-- Start Input material --

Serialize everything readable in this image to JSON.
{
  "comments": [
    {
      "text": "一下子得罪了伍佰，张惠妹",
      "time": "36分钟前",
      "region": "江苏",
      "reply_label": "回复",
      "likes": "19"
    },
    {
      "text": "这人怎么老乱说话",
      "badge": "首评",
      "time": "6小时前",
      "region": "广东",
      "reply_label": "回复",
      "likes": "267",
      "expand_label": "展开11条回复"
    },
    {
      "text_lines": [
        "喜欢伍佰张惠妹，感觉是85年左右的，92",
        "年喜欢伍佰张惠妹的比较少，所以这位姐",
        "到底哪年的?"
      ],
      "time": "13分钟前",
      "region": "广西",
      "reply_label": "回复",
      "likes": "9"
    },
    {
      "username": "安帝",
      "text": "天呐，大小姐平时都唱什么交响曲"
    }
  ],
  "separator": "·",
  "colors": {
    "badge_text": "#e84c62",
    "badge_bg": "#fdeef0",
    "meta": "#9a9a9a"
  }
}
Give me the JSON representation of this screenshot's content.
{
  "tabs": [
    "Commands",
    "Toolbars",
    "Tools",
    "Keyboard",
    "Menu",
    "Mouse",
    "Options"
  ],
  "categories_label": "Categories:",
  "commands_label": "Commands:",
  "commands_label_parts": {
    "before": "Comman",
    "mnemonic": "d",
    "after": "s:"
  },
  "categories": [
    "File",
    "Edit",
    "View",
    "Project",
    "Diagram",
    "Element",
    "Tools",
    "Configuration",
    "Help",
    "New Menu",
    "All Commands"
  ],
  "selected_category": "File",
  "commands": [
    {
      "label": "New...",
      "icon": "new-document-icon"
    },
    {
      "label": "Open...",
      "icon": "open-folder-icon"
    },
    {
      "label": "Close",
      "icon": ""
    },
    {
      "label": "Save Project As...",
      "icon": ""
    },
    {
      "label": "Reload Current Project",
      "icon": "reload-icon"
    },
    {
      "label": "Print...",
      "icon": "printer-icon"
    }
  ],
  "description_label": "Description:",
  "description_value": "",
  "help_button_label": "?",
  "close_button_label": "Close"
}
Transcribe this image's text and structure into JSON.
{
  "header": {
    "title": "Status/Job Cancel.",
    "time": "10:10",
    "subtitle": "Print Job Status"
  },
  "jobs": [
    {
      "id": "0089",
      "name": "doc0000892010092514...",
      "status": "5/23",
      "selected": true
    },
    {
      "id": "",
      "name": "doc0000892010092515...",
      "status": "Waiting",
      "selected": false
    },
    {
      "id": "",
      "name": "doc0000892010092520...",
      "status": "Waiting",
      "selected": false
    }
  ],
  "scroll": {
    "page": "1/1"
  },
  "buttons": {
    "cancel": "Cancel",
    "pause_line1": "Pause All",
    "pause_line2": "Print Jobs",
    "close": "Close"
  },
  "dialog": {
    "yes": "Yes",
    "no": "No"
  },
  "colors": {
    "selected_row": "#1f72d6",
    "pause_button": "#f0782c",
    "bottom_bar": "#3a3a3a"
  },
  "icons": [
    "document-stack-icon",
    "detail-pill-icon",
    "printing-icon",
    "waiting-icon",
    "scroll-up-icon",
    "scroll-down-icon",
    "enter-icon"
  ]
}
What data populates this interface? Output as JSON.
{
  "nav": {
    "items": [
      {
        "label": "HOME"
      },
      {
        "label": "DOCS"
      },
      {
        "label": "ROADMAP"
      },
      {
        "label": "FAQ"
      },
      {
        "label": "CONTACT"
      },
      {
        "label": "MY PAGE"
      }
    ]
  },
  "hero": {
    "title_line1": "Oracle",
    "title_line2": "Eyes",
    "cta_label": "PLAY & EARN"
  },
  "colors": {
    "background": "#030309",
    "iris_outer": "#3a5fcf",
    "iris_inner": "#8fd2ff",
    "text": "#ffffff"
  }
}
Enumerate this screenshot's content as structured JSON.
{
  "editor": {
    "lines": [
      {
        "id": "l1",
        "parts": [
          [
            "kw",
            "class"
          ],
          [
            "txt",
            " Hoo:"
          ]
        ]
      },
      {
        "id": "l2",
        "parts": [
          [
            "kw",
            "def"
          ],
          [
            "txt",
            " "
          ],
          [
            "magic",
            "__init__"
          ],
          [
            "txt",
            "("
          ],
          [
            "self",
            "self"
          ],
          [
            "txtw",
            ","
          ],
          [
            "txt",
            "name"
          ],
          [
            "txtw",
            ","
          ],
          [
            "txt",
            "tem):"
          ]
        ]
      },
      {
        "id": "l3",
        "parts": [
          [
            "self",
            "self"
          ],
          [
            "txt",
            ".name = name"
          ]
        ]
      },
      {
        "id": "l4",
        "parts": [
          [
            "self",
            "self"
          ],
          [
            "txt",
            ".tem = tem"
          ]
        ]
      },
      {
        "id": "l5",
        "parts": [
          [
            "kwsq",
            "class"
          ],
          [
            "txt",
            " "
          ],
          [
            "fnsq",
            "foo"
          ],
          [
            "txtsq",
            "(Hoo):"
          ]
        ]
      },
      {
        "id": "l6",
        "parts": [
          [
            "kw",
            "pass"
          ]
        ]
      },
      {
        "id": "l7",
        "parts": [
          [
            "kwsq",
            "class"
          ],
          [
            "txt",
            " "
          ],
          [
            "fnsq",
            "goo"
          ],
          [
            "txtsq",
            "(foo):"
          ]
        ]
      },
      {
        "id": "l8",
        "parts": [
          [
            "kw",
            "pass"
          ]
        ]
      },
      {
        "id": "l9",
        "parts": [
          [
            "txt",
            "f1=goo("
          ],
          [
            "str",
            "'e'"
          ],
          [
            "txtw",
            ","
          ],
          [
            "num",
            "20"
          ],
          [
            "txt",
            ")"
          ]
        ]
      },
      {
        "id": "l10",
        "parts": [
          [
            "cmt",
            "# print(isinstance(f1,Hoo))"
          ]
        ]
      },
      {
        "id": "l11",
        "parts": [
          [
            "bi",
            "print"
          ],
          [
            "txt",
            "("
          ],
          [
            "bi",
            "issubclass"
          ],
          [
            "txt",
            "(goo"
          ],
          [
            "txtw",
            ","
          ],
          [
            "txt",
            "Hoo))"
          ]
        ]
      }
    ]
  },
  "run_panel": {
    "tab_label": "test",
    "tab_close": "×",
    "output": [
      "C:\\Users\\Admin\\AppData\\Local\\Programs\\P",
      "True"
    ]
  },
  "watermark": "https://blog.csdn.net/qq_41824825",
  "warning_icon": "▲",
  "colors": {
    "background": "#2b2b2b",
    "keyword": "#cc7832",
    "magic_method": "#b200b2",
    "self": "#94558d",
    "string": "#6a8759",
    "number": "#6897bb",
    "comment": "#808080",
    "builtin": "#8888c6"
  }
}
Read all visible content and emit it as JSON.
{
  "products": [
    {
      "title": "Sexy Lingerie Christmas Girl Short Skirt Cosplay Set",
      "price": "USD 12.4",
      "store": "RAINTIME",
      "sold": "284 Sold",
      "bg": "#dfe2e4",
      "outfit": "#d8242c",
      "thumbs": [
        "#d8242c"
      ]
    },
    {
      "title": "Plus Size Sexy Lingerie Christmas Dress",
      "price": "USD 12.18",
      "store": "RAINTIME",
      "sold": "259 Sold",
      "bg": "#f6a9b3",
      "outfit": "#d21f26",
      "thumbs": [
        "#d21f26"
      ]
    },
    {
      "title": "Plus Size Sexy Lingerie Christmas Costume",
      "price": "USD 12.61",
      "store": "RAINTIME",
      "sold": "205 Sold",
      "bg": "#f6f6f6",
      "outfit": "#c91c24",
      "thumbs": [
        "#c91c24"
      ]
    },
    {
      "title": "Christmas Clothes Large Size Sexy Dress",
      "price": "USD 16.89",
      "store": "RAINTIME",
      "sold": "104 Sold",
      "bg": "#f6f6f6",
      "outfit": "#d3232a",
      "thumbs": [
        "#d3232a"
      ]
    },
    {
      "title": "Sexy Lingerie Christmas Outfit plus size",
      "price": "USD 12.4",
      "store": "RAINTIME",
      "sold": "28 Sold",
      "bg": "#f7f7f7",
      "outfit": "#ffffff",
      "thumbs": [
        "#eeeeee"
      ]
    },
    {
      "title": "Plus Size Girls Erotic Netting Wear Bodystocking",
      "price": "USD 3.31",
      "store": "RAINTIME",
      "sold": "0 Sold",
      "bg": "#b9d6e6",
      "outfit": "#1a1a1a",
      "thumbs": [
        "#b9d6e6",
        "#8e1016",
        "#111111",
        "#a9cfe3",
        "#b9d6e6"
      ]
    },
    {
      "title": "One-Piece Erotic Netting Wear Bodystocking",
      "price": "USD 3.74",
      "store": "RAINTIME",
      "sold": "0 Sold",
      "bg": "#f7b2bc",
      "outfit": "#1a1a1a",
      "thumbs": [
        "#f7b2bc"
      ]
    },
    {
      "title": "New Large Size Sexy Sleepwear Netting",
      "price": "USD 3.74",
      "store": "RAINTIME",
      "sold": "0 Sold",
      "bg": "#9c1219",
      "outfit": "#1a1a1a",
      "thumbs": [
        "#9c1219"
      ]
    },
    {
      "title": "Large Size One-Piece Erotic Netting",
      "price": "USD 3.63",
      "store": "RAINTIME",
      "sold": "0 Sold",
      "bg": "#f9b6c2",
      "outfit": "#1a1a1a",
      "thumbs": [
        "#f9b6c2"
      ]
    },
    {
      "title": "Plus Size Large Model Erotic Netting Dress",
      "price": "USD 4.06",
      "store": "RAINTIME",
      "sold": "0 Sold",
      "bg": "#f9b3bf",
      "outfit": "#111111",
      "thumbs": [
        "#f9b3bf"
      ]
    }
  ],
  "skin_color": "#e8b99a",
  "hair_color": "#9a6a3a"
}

-- End Input material --

Show all lines in the entries above where the string "Project" appears.

**Problem solution**
    "Project",
      "label": "Save Project As...",
      "label": "Reload Current Project",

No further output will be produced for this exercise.